- **Exercise description**
Search the records that follow and extract every line containing the string "podľa".

- **Provided data**
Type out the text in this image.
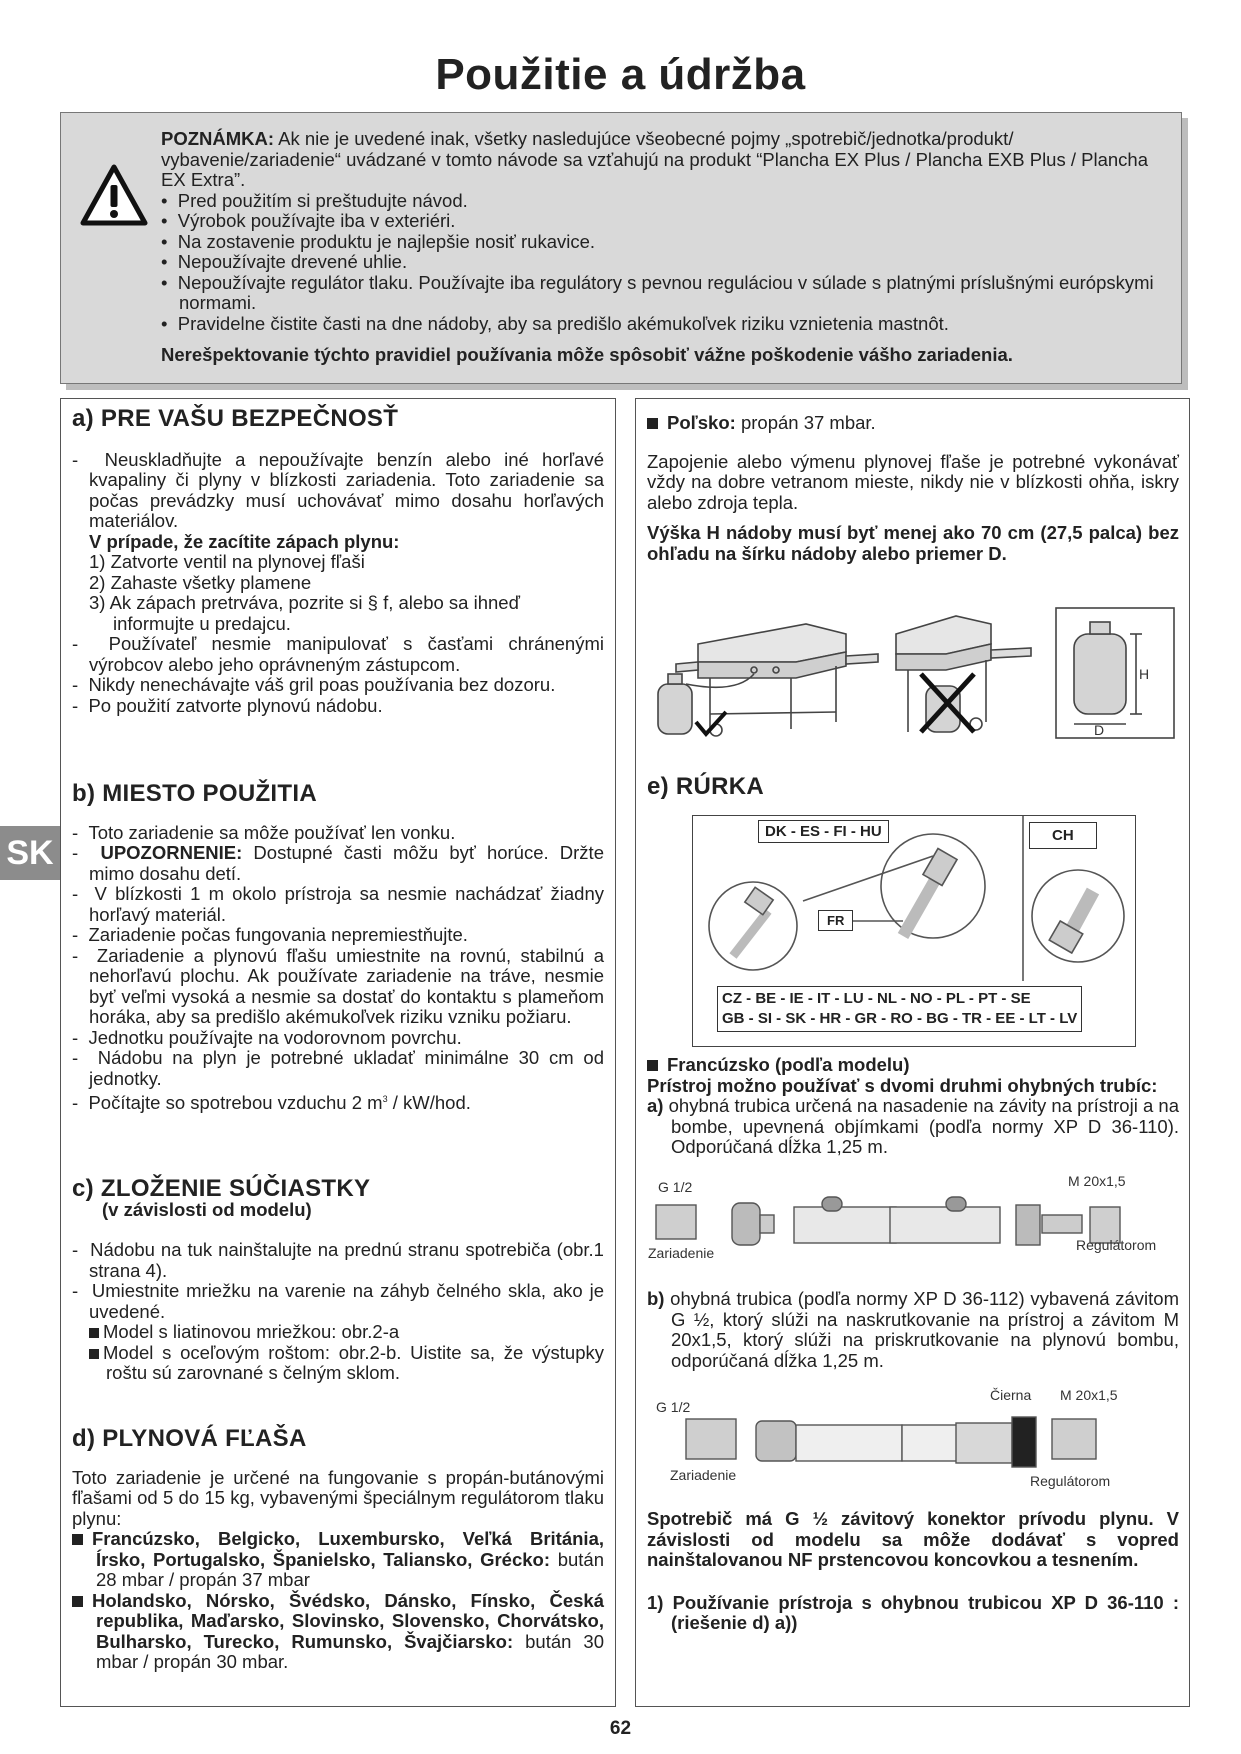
Použitie a údržba
POZNÁMKA: Ak nie je uvedené inak, všetky nasledujúce všeobecné pojmy „spotrebič/jednotka/produkt/ vybavenie/zariadenie“ uvádzané v tomto návode sa vzťahujú na produkt “Plancha EX Plus / Plancha EXB Plus / Plancha EX Extra”.
•  Pred použitím si preštudujte návod.
•  Výrobok používajte iba v exteriéri.
•  Na zostavenie produktu je najlepšie nosiť rukavice.
•  Nepoužívajte drevené uhlie.
•  Nepoužívajte regulátor tlaku. Používajte iba regulátory s pevnou reguláciou v súlade s platnými príslušnými európskymi normami.
•  Pravidelne čistite časti na dne nádoby, aby sa predišlo akémukoľvek riziku vznietenia mastnôt.
Nerešpektovanie týchto pravidiel používania môže spôsobiť vážne poškodenie vášho zariadenia.
a) PRE VAŠU BEZPEČNOSŤ
-  Neuskladňujte a nepoužívajte benzín alebo iné horľavé kvapaliny či plyny v blízkosti zariadenia. Toto zariadenie sa počas prevádzky musí uchovávať mimo dosahu horľavých materiálov.
V prípade, že zacítite zápach plynu:
1) Zatvorte ventil na plynovej fľaši
2) Zahaste všetky plamene
3) Ak zápach pretrváva, pozrite si § f, alebo sa ihneď informujte u predajcu.
-  Používateľ nesmie manipulovať s časťami chránenými výrobcov alebo jeho oprávneným zástupcom.
-  Nikdy nenechávajte váš gril poas používania bez dozoru.
-  Po použití zatvorte plynovú nádobu.
b) MIESTO POUŽITIA
-  Toto zariadenie sa môže používať len vonku.
-  UPOZORNENIE: Dostupné časti môžu byť horúce. Držte mimo dosahu detí.
-  V blízkosti 1 m okolo prístroja sa nesmie nachádzať žiadny horľavý materiál.
-  Zariadenie počas fungovania nepremiestňujte.
-  Zariadenie a plynovú fľašu umiestnite na rovnú, stabilnú a nehorľavú plochu. Ak používate zariadenie na tráve, nesmie byť veľmi vysoká a nesmie sa dostať do kontaktu s plameňom horáka, aby sa predišlo akémukoľvek riziku vzniku požiaru.
-  Jednotku používajte na vodorovnom povrchu.
-  Nádobu na plyn je potrebné ukladať minimálne 30 cm od jednotky.
-  Počítajte so spotrebou vzduchu 2 $m^3 / kW/hod$.
c) ZLOŽENIE SÚČIASTKY
(v závislosti od modelu)
-  Nádobu na tuk nainštalujte na prednú stranu spotrebiča (obr.1 strana 4).
-  Umiestnite mriežku na varenie na záhyb čelného skla, ako je uvedené.
Model s liatinovou mriežkou: obr.2-a
Model s oceľovým roštom: obr.2-b. Uistite sa, že výstupky roštu sú zarovnané s čelným sklom.
d) PLYNOVÁ FĽAŠA
Toto zariadenie je určené na fungovanie s propán-butánovými fľašami od 5 do 15 kg, vybavenými špeciálnym regulátorom tlaku plynu:
Francúzsko, Belgicko, Luxembursko, Veľká Británia, Írsko, Portugalsko, Španielsko, Taliansko, Grécko: bután 28 mbar / propán 37 mbar
Holandsko, Nórsko, Švédsko, Dánsko, Fínsko, Česká republika, Maďarsko, Slovinsko, Slovensko, Chorvátsko, Bulharsko, Turecko, Rumunsko, Švajčiarsko: bután 30 mbar / propán 30 mbar.
Poľsko: propán 37 mbar.
Zapojenie alebo výmenu plynovej fľaše je potrebné vykonávať vždy na dobre vetranom mieste, nikdy nie v blízkosti ohňa, iskry alebo zdroja tepla.
Výška H nádoby musí byť menej ako 70 cm (27,5 palca) bez ohľadu na šírku nádoby alebo priemer D.
H
D
e) RÚRKA
DK - ES - FI - HU	CH
FR
CZ - BE - IE - IT - LU - NL - NO - PL - PT - SE
GB - SI - SK - HR - GR - RO - BG - TR - EE - LT - LV
Francúzsko (podľa modelu)
Prístroj možno používať s dvomi druhmi ohybných trubíc:
a) ohybná trubica určená na nasadenie na závity na prístroji a na bombe, upevnená objímkami (podľa normy XP D 36-110). Odporúčaná dĺžka 1,25 m.
G 1/2	M 20x1,5
Zariadenie	Regulátorom
b) ohybná trubica (podľa normy XP D 36-112) vybavená závitom G ½, ktorý slúži na naskrutkovanie na prístroj a závitom M 20x1,5, ktorý slúži na priskrutkovanie na plynovú bombu, odporúčaná dĺžka 1,25 m.
G 1/2
Čierna M 20x1,5
Zariadenie	Regulátorom
Spotrebič má G ½ závitový konektor prívodu plynu. V závislosti od modelu sa môže dodávať s vopred nainštalovanou NF prstencovou koncovkou a tesnením.
1) Používanie prístroja s ohybnou trubicou XP D 36-110 : (riešenie d) a))
SK
62
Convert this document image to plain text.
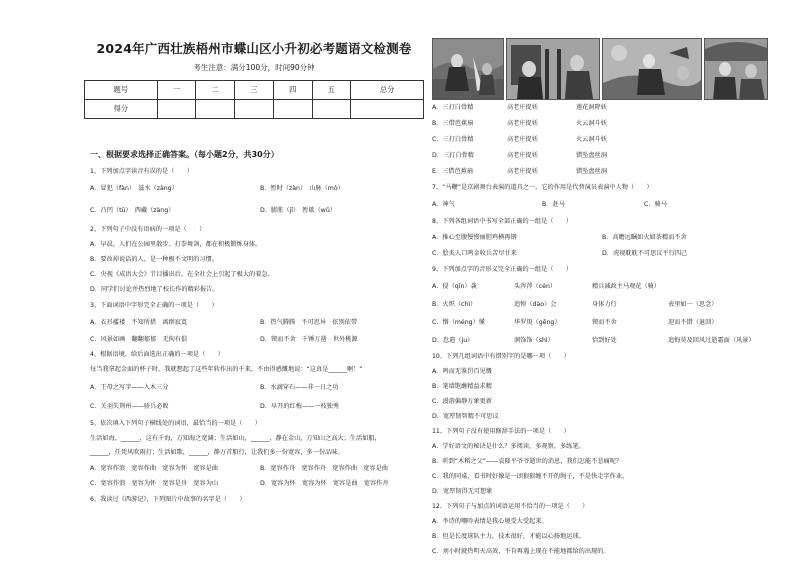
2024年广西壮族梧州市蝶山区小升初必考题语文检测卷
考生注意：满分100分，时间90分钟
题号	一	二	三	四	五	总分
得分						
一、根据要求选择正确答案。（每小题2分，共30分）
1、下列加点字读音有误的是（　　）
A．冒犯（fàn）　滋水（zàng）	B．暂时（zàn）　山脉（mò）
C．凸凹（tū）　西藏（zàng）	D．膨胀（jǐ）　暂歇（wǔ）
2、下列句子中没有语病的一项是（　　）
A．早晨，人们在公园里散步、打拳舞剑，都在积极锻炼身体。
B．要改掉说话的人，是一种极不文明的习惯。
C．央视《成语大会》节目播出后，在全社会上引起了极大的着急。
D．同学们讨论并热烈地了校长作的精彩报告。
3、下面词语中字形完全正确的一项是（　　）
A．衣衫褴褛　不知所措　离群寂寞	B．热气腾腾　不可思异　依别依带
C．风景如画　翻翻郁郁　无拘有俱	D．锲而不舍　千锤万凿　世外桃源
4、根据语境，给后面选出正确的一项是（　　）
每当我拿起金面的杯子时，我就想起了这些年转作出的千来，不由得感慨地说：“这真是______啊！”
A．王母之写字——入木三分	B．水滴穿石——非一日之功
C．关羽失荆州——骄兵必败	D．早开的红梅——一枝独秀
5、依次填入下列句子横线处的词语，最恰当的一项是（　　）
生活如海，______，这有千海，万知海之宽阔；生活如山，______，静在金山，万知山之高大；生活如船，
______，任凭风吹雨打；生活如歌，______，静万首船行，让我们多一份宽容，多一份品味。
A．宽容作浪　宽容作曲　宽容为怀　宽容是曲	B．宽容作舟　宽容作舟　宽容作曲　宽容是曲
C．宽容作浪　宽容为怀　宽容是舟　宽容为山	D．宽容为怀　宽容为怀　宽容是曲　宽容作舟
6、我读过《西游记》，下列图片中故事的名字是（　　）
A．三打白骨精	高老庄捉妖	莲花洞降妖
B．三借芭蕉扇	高老庄捉妖	火云洞斗妖
C．三打白骨精	高老庄捉妖	火云洞斗妖
D．三打白骨精	高老庄捉妖	错坠盘丝洞
E．三借芭蕉扇	高老庄捉妖	错坠盘丝洞
7、“马鞭”是京剧舞台表演的道具之一，它的作用是代替演员表演中人物（　　）
A．神气	B．赶马	C．骑马
8、下列各组词语中书写全部正确的一组是（　　）
A．推心至腹慢慢丽胆鸡横再钢	B．高瞻远瞩如火如荼精而不舍
C．脍炙人口鸣金收兵苦尽甘来	D．虎视耽耽不可思议平行四己
9、下列加点字的音形义完全正确的一组是（　　）
A．侵（qīn）袭	头涔涔（cén）	精兵减政主马观花（骑）
B．火炽（chì）	追悼（dào）会	身体力行	表里如一（思念）
C．懵（méng）懂	华罗庚（gēng）	锲而不舍	迎而不错（退回）
D．怠遣（ju）	润饰饰（shì）	恰到好处	追悔莫及回风过逝霜面（风景）
10、下列几组词语中有错别字的是哪一项（　　）
A．鸣而无鉴罚百见慨
B．笔墙饱蘸精益求精
C．漫游偏静万象更新
D．宽厚韧智精不可思议
11、下列句子没有使用修辞手法的一项是（　　）
A．学好语文的秘诀是什么？多阅读，多观察，多练笔。
B．听到“木稻之父”——袁隆平爷爷逝世的消息，我们怎能不悲痛呢？
C．我的同桌，看书时好像是一团狠狠缠不开的绳子，不是快走字作业。
D．宽厚韧得无可想象
12、下列句子与加点的词语运用不恰当的一项是（　　）
A．李诗的嘲吟表情是我心境受大受起来。
B．但是长度球队主力，技术很好，才能以心扬地运球。
C．刘小时就热明天高效，不肯再遇上现在不能地都给的出现的。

- **Written answer**
Francúzsko (podľa modelu)
a) ohybná trubica určená na nasadenie na závity na prístroji a na bombe, upevnená objímkami (podľa normy XP D 36-110). Odporúčaná dĺžka 1,25 m.
b) ohybná trubica (podľa normy XP D 36-112) vybavená závitom G ½, ktorý slúži na naskrutkovanie na prístroj a závitom M 20x1,5, ktorý slúži na priskrutkovanie na plynovú bombu, odporúčaná dĺžka 1,25 m.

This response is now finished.